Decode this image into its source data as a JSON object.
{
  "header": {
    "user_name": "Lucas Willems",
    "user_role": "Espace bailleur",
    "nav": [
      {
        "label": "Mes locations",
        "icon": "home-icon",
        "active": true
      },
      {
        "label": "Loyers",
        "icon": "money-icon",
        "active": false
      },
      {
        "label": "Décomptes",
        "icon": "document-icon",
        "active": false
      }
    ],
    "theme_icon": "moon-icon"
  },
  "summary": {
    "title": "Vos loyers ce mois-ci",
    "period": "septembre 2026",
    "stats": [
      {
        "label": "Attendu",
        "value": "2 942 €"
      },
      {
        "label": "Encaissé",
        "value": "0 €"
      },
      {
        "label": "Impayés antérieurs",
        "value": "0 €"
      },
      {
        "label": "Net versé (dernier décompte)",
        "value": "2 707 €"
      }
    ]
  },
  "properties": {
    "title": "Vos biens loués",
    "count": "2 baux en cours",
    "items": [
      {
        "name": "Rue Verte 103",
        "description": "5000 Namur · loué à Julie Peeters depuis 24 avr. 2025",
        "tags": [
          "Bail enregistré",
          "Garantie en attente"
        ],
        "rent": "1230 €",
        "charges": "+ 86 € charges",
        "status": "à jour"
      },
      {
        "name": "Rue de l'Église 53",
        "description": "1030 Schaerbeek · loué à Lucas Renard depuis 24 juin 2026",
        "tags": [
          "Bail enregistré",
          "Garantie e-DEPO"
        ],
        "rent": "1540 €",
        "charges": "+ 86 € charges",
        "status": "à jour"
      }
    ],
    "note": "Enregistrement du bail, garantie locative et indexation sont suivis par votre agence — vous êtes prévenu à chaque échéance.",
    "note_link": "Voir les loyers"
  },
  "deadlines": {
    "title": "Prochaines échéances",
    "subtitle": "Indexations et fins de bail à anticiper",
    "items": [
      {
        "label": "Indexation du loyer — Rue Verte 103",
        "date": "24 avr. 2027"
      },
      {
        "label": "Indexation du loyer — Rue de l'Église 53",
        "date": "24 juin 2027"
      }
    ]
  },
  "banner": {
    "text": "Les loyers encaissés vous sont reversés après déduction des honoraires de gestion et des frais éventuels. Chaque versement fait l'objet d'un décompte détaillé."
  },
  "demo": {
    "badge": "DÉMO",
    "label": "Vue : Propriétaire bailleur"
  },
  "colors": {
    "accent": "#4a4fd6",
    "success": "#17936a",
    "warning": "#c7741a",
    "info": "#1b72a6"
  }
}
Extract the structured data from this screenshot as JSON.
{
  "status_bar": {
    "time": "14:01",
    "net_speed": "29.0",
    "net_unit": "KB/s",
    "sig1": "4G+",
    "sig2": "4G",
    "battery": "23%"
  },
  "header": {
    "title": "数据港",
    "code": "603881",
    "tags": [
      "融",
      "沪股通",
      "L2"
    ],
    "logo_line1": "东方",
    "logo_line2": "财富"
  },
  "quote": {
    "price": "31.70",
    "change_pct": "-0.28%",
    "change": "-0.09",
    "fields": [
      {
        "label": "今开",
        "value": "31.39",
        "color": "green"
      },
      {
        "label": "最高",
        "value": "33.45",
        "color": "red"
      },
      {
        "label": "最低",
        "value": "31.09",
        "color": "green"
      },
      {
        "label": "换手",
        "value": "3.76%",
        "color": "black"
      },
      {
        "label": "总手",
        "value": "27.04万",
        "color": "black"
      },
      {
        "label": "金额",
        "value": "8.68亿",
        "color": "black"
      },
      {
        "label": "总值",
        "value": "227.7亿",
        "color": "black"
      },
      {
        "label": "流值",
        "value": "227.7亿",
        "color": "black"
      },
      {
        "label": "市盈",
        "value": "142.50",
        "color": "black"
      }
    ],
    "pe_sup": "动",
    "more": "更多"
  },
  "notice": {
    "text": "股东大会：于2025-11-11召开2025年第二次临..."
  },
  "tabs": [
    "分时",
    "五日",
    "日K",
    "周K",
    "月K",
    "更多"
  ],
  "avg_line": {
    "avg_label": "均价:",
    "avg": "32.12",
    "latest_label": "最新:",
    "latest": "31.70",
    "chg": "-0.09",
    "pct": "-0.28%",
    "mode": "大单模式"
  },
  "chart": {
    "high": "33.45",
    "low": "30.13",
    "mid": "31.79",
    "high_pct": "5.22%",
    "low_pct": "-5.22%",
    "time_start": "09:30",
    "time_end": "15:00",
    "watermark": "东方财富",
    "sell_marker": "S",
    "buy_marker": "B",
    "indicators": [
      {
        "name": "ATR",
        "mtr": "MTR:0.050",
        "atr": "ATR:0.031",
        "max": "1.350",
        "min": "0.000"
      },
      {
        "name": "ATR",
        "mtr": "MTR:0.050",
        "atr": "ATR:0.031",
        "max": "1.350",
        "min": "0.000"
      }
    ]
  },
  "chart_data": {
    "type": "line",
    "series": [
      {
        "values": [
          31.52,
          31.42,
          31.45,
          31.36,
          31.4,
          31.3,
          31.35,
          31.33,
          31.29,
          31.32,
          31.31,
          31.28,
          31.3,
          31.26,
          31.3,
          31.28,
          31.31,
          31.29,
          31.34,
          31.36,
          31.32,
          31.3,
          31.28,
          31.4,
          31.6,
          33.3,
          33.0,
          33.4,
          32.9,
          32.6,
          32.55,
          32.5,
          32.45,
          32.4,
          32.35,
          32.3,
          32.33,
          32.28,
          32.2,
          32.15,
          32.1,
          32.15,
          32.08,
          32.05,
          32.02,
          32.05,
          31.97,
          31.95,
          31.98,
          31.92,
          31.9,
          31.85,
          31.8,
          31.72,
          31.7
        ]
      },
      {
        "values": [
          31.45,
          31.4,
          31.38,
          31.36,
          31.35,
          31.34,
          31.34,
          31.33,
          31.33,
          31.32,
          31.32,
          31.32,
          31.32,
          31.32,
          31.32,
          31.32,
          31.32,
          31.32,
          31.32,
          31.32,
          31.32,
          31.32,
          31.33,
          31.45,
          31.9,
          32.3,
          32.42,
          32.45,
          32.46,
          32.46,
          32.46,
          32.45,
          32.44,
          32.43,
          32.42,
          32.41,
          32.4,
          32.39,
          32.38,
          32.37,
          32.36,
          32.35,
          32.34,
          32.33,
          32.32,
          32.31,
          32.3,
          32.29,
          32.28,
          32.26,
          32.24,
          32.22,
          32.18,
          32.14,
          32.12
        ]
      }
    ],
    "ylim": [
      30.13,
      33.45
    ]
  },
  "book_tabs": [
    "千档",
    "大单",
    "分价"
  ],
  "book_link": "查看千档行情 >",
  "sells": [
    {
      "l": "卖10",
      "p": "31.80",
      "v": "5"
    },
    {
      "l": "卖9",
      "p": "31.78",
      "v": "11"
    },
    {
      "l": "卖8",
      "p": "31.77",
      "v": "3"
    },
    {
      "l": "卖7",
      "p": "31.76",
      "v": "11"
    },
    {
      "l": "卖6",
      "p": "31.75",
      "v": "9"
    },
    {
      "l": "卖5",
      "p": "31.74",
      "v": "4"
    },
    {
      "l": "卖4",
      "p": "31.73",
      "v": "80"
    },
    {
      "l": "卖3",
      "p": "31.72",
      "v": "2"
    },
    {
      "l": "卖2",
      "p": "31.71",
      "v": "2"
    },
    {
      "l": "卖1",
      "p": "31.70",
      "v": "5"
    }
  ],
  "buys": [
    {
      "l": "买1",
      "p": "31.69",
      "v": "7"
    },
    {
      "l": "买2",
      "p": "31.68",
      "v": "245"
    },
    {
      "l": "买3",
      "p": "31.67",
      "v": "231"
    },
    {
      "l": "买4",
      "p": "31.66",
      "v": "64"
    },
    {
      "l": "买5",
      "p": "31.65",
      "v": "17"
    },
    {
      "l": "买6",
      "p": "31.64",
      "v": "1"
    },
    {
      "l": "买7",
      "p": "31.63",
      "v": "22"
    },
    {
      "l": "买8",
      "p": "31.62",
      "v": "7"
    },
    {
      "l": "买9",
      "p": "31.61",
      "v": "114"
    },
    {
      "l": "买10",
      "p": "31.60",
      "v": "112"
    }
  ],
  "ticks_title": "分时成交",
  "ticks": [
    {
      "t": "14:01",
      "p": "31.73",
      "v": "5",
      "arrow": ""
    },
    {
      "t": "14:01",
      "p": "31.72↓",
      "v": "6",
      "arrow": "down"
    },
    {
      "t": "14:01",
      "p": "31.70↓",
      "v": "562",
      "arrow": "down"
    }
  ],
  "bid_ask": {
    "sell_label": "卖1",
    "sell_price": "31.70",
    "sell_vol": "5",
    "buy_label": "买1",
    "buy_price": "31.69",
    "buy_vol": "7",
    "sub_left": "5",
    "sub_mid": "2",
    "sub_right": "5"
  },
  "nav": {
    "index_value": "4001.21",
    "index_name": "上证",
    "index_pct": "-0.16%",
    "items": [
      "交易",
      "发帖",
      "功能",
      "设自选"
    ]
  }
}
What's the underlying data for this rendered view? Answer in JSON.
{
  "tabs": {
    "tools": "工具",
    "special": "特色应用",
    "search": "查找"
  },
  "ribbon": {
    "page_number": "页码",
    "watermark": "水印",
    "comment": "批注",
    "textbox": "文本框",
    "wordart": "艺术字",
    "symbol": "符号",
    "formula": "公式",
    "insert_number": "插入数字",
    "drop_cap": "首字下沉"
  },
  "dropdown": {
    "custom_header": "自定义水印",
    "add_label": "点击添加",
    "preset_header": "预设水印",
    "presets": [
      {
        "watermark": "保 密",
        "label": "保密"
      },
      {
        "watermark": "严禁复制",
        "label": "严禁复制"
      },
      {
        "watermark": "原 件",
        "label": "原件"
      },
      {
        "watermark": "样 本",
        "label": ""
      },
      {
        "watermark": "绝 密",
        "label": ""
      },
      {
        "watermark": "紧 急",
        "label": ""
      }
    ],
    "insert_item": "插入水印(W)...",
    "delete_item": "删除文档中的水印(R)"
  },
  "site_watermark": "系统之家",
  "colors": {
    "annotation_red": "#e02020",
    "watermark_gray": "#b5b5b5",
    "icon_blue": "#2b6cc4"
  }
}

◇ ◇ ◇ ◇ ◇ ◇ ◇

> **Task brief**:
Give every line of the material that includes the string "juin".

> **Exercise response**:
        "description": "1030 Schaerbeek · loué à Lucas Renard depuis 24 juin 2026",
        "date": "24 juin 2027"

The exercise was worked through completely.